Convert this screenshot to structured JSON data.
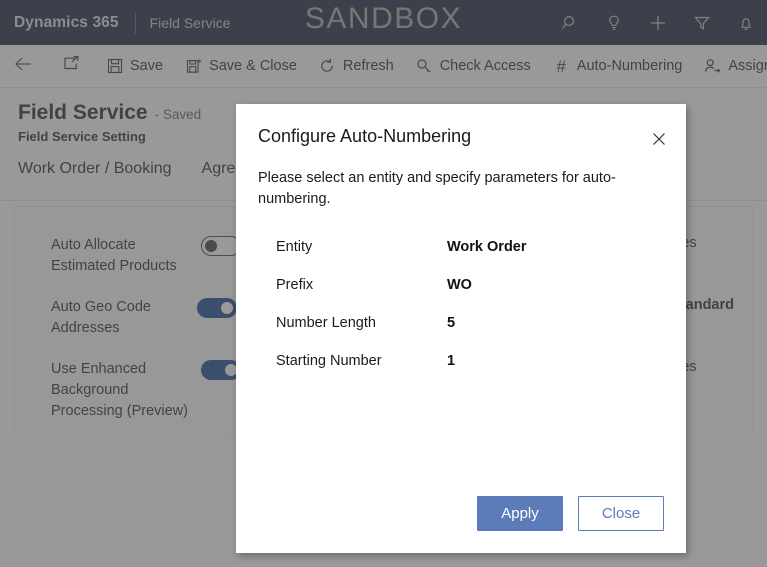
{
  "topbar": {
    "brand": "Dynamics 365",
    "app_name": "Field Service",
    "environment_banner": "SANDBOX",
    "icons": [
      {
        "name": "search-icon",
        "label": "Search"
      },
      {
        "name": "lightbulb-icon",
        "label": "Assistant"
      },
      {
        "name": "plus-icon",
        "label": "Quick create"
      },
      {
        "name": "filter-icon",
        "label": "Filter"
      },
      {
        "name": "bell-icon",
        "label": "Notifications"
      }
    ]
  },
  "commandbar": {
    "back_label": "",
    "popout_label": "",
    "buttons": [
      {
        "name": "save-button",
        "label": "Save",
        "icon": "save-icon"
      },
      {
        "name": "save-and-close-button",
        "label": "Save & Close",
        "icon": "save-close-icon"
      },
      {
        "name": "refresh-button",
        "label": "Refresh",
        "icon": "refresh-icon"
      },
      {
        "name": "check-access-button",
        "label": "Check Access",
        "icon": "key-icon"
      },
      {
        "name": "auto-numbering-button",
        "label": "Auto-Numbering",
        "icon": "hash-icon"
      },
      {
        "name": "assign-button",
        "label": "Assign",
        "icon": "assign-person-icon"
      }
    ]
  },
  "record": {
    "title": "Field Service",
    "saved_state": "- Saved",
    "subtitle": "Field Service Setting"
  },
  "tabs": [
    {
      "label": "Work Order / Booking"
    },
    {
      "label": "Agree"
    }
  ],
  "settings": [
    {
      "label": "Auto Allocate Estimated Products",
      "toggle": "off",
      "value": "Yes"
    },
    {
      "label": "Auto Geo Code Addresses",
      "toggle": "on",
      "value": "/Standard"
    },
    {
      "label": "Use Enhanced Background Processing (Preview)",
      "toggle": "on",
      "value": "Yes"
    }
  ],
  "dialog": {
    "title": "Configure Auto-Numbering",
    "close_icon": "close-icon",
    "description": "Please select an entity and specify parameters for auto-numbering.",
    "fields": [
      {
        "label": "Entity",
        "value": "Work Order"
      },
      {
        "label": "Prefix",
        "value": "WO"
      },
      {
        "label": "Number Length",
        "value": "5"
      },
      {
        "label": "Starting Number",
        "value": "1"
      }
    ],
    "apply_label": "Apply",
    "close_label": "Close"
  },
  "colors": {
    "topbar_bg": "#0c1733",
    "sandbox_text": "#a9a39a",
    "primary_button": "#5b7cb8",
    "toggle_on": "#0b3b8c",
    "overlay": "rgba(90,90,90,0.62)"
  }
}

OBJECTIVE: Print the full listing exactly, dropping the pictures.

PROBLEM SOLUTION:
Convert this screenshot to structured JSON data.
{
  "topbar": {
    "brand": "Dynamics 365",
    "app_name": "Field Service",
    "environment_banner": "SANDBOX",
    "icons": [
      {
        "name": "search-icon",
        "label": "Search"
      },
      {
        "name": "lightbulb-icon",
        "label": "Assistant"
      },
      {
        "name": "plus-icon",
        "label": "Quick create"
      },
      {
        "name": "filter-icon",
        "label": "Filter"
      },
      {
        "name": "bell-icon",
        "label": "Notifications"
      }
    ]
  },
  "commandbar": {
    "back_label": "",
    "popout_label": "",
    "buttons": [
      {
        "name": "save-button",
        "label": "Save",
        "icon": "save-icon"
      },
      {
        "name": "save-and-close-button",
        "label": "Save & Close",
        "icon": "save-close-icon"
      },
      {
        "name": "refresh-button",
        "label": "Refresh",
        "icon": "refresh-icon"
      },
      {
        "name": "check-access-button",
        "label": "Check Access",
        "icon": "key-icon"
      },
      {
        "name": "auto-numbering-button",
        "label": "Auto-Numbering",
        "icon": "hash-icon"
      },
      {
        "name": "assign-button",
        "label": "Assign",
        "icon": "assign-person-icon"
      }
    ]
  },
  "record": {
    "title": "Field Service",
    "saved_state": "- Saved",
    "subtitle": "Field Service Setting"
  },
  "tabs": [
    {
      "label": "Work Order / Booking"
    },
    {
      "label": "Agree"
    }
  ],
  "settings": [
    {
      "label": "Auto Allocate Estimated Products",
      "toggle": "off",
      "value": "Yes"
    },
    {
      "label": "Auto Geo Code Addresses",
      "toggle": "on",
      "value": "/Standard"
    },
    {
      "label": "Use Enhanced Background Processing (Preview)",
      "toggle": "on",
      "value": "Yes"
    }
  ],
  "dialog": {
    "title": "Configure Auto-Numbering",
    "close_icon": "close-icon",
    "description": "Please select an entity and specify parameters for auto-numbering.",
    "fields": [
      {
        "label": "Entity",
        "value": "Work Order"
      },
      {
        "label": "Prefix",
        "value": "WO"
      },
      {
        "label": "Number Length",
        "value": "5"
      },
      {
        "label": "Starting Number",
        "value": "1"
      }
    ],
    "apply_label": "Apply",
    "close_label": "Close"
  },
  "colors": {
    "topbar_bg": "#0c1733",
    "sandbox_text": "#a9a39a",
    "primary_button": "#5b7cb8",
    "toggle_on": "#0b3b8c",
    "overlay": "rgba(90,90,90,0.62)"
  }
}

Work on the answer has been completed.